#### YOUR TASK:
Below you will find a set of lines. Repeat them all exactly.

+++++

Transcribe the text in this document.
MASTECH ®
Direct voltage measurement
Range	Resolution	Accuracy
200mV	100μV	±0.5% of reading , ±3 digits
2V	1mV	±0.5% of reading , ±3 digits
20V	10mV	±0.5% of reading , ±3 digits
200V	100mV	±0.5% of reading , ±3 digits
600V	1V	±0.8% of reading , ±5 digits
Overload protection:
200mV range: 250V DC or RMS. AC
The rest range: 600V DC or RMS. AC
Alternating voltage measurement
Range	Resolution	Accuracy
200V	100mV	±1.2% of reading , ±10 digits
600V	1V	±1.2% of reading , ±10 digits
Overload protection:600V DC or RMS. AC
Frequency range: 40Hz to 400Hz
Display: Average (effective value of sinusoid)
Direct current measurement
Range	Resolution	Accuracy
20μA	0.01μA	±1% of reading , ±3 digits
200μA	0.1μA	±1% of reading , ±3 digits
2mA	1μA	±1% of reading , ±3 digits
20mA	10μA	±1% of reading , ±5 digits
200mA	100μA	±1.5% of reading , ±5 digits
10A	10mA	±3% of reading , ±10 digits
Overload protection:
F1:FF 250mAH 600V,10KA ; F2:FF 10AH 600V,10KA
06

+++++

#### SOLUTION TO THE EXERCISE:
Transcribe the text in this document.
MASTECH ®
Direct voltage measurement
Range	Resolution	Accuracy
200mV	100μV	±0.5% of reading , ±3 digits
2V	1mV	±0.5% of reading , ±3 digits
20V	10mV	±0.5% of reading , ±3 digits
200V	100mV	±0.5% of reading , ±3 digits
600V	1V	±0.8% of reading , ±5 digits
Overload protection:
200mV range: 250V DC or RMS. AC
The rest range: 600V DC or RMS. AC
Alternating voltage measurement
Range	Resolution	Accuracy
200V	100mV	±1.2% of reading , ±10 digits
600V	1V	±1.2% of reading , ±10 digits
Overload protection:600V DC or RMS. AC
Frequency range: 40Hz to 400Hz
Display: Average (effective value of sinusoid)
Direct current measurement
Range	Resolution	Accuracy
20μA	0.01μA	±1% of reading , ±3 digits
200μA	0.1μA	±1% of reading , ±3 digits
2mA	1μA	±1% of reading , ±3 digits
20mA	10μA	±1% of reading , ±5 digits
200mA	100μA	±1.5% of reading , ±5 digits
10A	10mA	±3% of reading , ±10 digits
Overload protection:
F1:FF 250mAH 600V,10KA ; F2:FF 10AH 600V,10KA
06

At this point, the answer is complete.